» Material for the task
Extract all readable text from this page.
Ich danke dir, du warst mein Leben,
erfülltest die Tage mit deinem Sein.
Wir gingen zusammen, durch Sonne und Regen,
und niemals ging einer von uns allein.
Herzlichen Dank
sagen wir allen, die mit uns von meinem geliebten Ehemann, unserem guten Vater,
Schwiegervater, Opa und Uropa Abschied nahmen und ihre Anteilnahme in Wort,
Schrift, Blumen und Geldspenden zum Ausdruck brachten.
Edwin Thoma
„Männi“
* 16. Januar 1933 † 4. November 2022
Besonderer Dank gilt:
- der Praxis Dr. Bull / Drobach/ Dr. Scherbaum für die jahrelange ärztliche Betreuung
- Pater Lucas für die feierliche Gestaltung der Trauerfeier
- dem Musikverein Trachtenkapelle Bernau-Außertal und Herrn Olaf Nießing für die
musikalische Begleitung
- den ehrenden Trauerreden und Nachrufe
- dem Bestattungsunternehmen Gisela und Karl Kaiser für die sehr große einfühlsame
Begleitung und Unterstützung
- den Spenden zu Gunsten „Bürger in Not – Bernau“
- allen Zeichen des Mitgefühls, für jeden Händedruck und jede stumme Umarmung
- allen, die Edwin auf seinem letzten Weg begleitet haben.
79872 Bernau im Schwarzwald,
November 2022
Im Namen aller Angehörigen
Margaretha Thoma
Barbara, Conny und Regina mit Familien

» The exercise
Each line of the listing should be echoed back exactly.

» Correct answer
Extract all readable text from this page.
Ich danke dir, du warst mein Leben,
erfülltest die Tage mit deinem Sein.
Wir gingen zusammen, durch Sonne und Regen,
und niemals ging einer von uns allein.
Herzlichen Dank
sagen wir allen, die mit uns von meinem geliebten Ehemann, unserem guten Vater,
Schwiegervater, Opa und Uropa Abschied nahmen und ihre Anteilnahme in Wort,
Schrift, Blumen und Geldspenden zum Ausdruck brachten.
Edwin Thoma
„Männi“
* 16. Januar 1933 † 4. November 2022
Besonderer Dank gilt:
- der Praxis Dr. Bull / Drobach/ Dr. Scherbaum für die jahrelange ärztliche Betreuung
- Pater Lucas für die feierliche Gestaltung der Trauerfeier
- dem Musikverein Trachtenkapelle Bernau-Außertal und Herrn Olaf Nießing für die
musikalische Begleitung
- den ehrenden Trauerreden und Nachrufe
- dem Bestattungsunternehmen Gisela und Karl Kaiser für die sehr große einfühlsame
Begleitung und Unterstützung
- den Spenden zu Gunsten „Bürger in Not – Bernau“
- allen Zeichen des Mitgefühls, für jeden Händedruck und jede stumme Umarmung
- allen, die Edwin auf seinem letzten Weg begleitet haben.
79872 Bernau im Schwarzwald,
November 2022
Im Namen aller Angehörigen
Margaretha Thoma
Barbara, Conny und Regina mit Familien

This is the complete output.